**WRITTEN EXERCISE**
Show all lines from the listing below that contain "text".

**DATASET RECORDS**
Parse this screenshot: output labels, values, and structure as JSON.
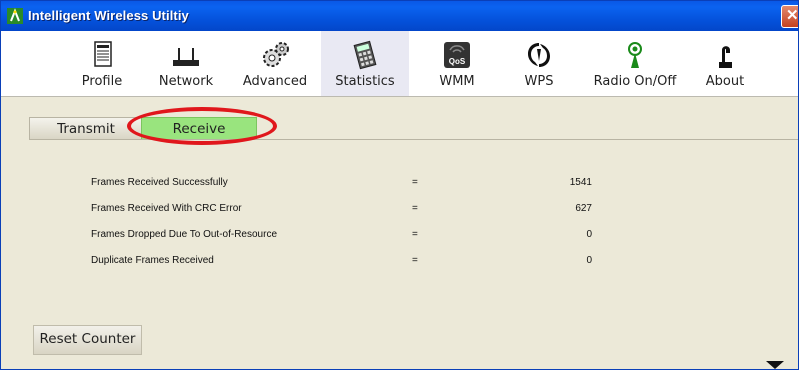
{
  "window": {
    "title": "Intelligent Wireless Utiltiy",
    "close_glyph": "✕"
  },
  "toolbar": {
    "items": [
      {
        "label": "Profile",
        "icon": "profile-icon"
      },
      {
        "label": "Network",
        "icon": "router-icon"
      },
      {
        "label": "Advanced",
        "icon": "gears-icon"
      },
      {
        "label": "Statistics",
        "icon": "calculator-icon",
        "active": true
      },
      {
        "label": "WMM",
        "icon": "qos-icon"
      },
      {
        "label": "WPS",
        "icon": "wps-icon"
      },
      {
        "label": "Radio On/Off",
        "icon": "radio-antenna-icon"
      },
      {
        "label": "About",
        "icon": "about-icon"
      }
    ],
    "qos_badge": "QoS"
  },
  "tabs": {
    "transmit": "Transmit",
    "receive": "Receive",
    "active": "Receive"
  },
  "stats": [
    {
      "label": "Frames Received Successfully",
      "eq": "=",
      "value": "1541"
    },
    {
      "label": "Frames Received With CRC Error",
      "eq": "=",
      "value": "627"
    },
    {
      "label": "Frames Dropped Due To Out-of-Resource",
      "eq": "=",
      "value": "0"
    },
    {
      "label": "Duplicate Frames Received",
      "eq": "=",
      "value": "0"
    }
  ],
  "reset_button": "Reset Counter",
  "colors": {
    "titlebar": "#0553dd",
    "active_tab": "#99e47e",
    "highlight": "#e0171c",
    "background": "#ece9d8"
  }
}
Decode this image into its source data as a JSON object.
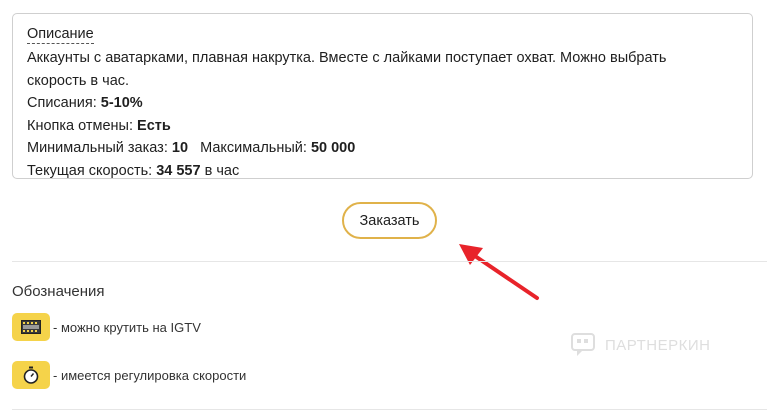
{
  "description": {
    "title": "Описание",
    "text": "Аккаунты с аватарками, плавная накрутка. Вместе с лайками поступает охват. Можно выбрать скорость в час.",
    "writeoffs_label": "Списания:",
    "writeoffs_value": "5-10%",
    "cancel_label": "Кнопка отмены:",
    "cancel_value": "Есть",
    "min_label": "Минимальный заказ:",
    "min_value": "10",
    "max_label": "Максимальный:",
    "max_value": "50 000",
    "speed_label": "Текущая скорость:",
    "speed_value": "34 557",
    "speed_unit": "в час"
  },
  "order_button": {
    "label": "Заказать"
  },
  "legend": {
    "title": "Обозначения",
    "items": [
      {
        "icon": "film-icon",
        "text": "- можно крутить на IGTV"
      },
      {
        "icon": "stopwatch-icon",
        "text": "- имеется регулировка скорости"
      }
    ]
  },
  "watermark": {
    "text": "ПАРТНЕРКИН"
  },
  "colors": {
    "accent": "#e0b24a",
    "badge": "#f5d34a",
    "arrow": "#e8232a"
  }
}
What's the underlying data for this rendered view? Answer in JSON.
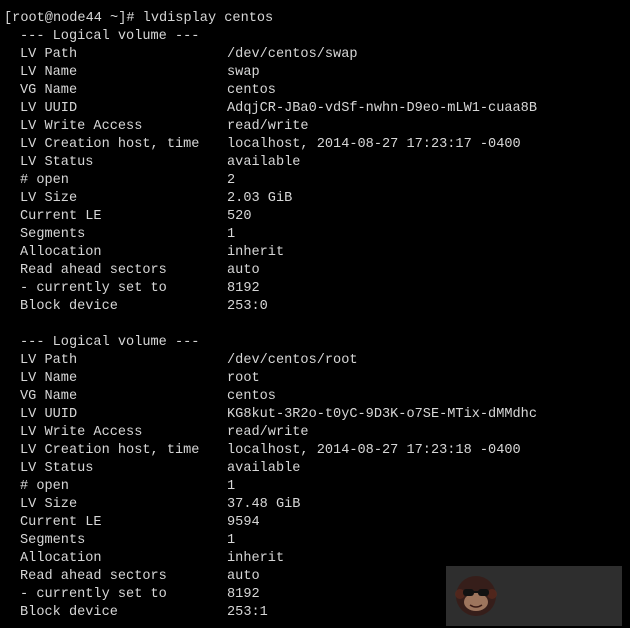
{
  "terminal": {
    "command_line": "[root@node44 ~]# lvdisplay centos",
    "volumes": [
      {
        "header": "--- Logical volume ---",
        "fields": [
          {
            "key": "LV Path",
            "value": "/dev/centos/swap"
          },
          {
            "key": "LV Name",
            "value": "swap"
          },
          {
            "key": "VG Name",
            "value": "centos"
          },
          {
            "key": "LV UUID",
            "value": "AdqjCR-JBa0-vdSf-nwhn-D9eo-mLW1-cuaa8B"
          },
          {
            "key": "LV Write Access",
            "value": "read/write"
          },
          {
            "key": "LV Creation host, time",
            "value": "localhost, 2014-08-27 17:23:17 -0400"
          },
          {
            "key": "LV Status",
            "value": "available"
          },
          {
            "key": "# open",
            "value": "2"
          },
          {
            "key": "LV Size",
            "value": "2.03 GiB"
          },
          {
            "key": "Current LE",
            "value": "520"
          },
          {
            "key": "Segments",
            "value": "1"
          },
          {
            "key": "Allocation",
            "value": "inherit"
          },
          {
            "key": "Read ahead sectors",
            "value": "auto"
          },
          {
            "key": "- currently set to",
            "value": "8192"
          },
          {
            "key": "Block device",
            "value": "253:0"
          }
        ]
      },
      {
        "header": "--- Logical volume ---",
        "fields": [
          {
            "key": "LV Path",
            "value": "/dev/centos/root"
          },
          {
            "key": "LV Name",
            "value": "root"
          },
          {
            "key": "VG Name",
            "value": "centos"
          },
          {
            "key": "LV UUID",
            "value": "KG8kut-3R2o-t0yC-9D3K-o7SE-MTix-dMMdhc"
          },
          {
            "key": "LV Write Access",
            "value": "read/write"
          },
          {
            "key": "LV Creation host, time",
            "value": "localhost, 2014-08-27 17:23:18 -0400"
          },
          {
            "key": "LV Status",
            "value": "available"
          },
          {
            "key": "# open",
            "value": "1"
          },
          {
            "key": "LV Size",
            "value": "37.48 GiB"
          },
          {
            "key": "Current LE",
            "value": "9594"
          },
          {
            "key": "Segments",
            "value": "1"
          },
          {
            "key": "Allocation",
            "value": "inherit"
          },
          {
            "key": "Read ahead sectors",
            "value": "auto"
          },
          {
            "key": "- currently set to",
            "value": "8192"
          },
          {
            "key": "Block device",
            "value": "253:1"
          }
        ]
      }
    ]
  },
  "watermark": {
    "icon": "monkey-sunglasses-logo-icon"
  },
  "colors": {
    "background": "#000000",
    "text": "#d7d7d7"
  }
}
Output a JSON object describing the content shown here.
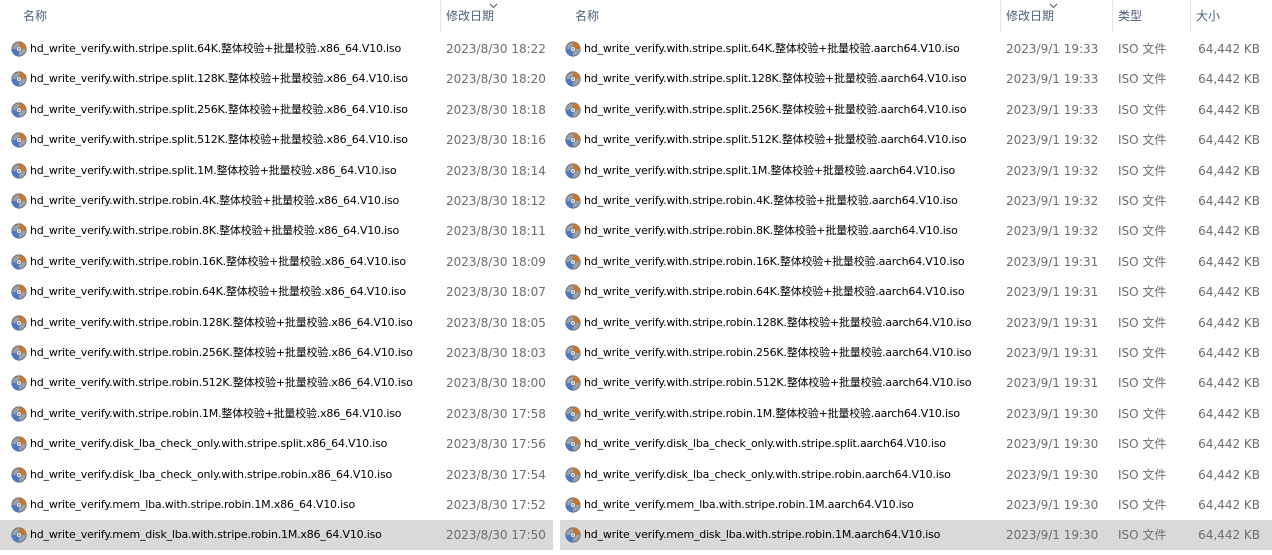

**EXERCISE SOLUTION**
    "text": "Аккаунты с аватарками, плавная накрутка. Вместе с лайками поступает охват. Можно выбрать скорость в час.",
        "text": "- можно крутить на IGTV"
        "text": "- имеется регулировка скорости"
    "text": "ПАРТНЕРКИН"
    "text": "#d7d7d7"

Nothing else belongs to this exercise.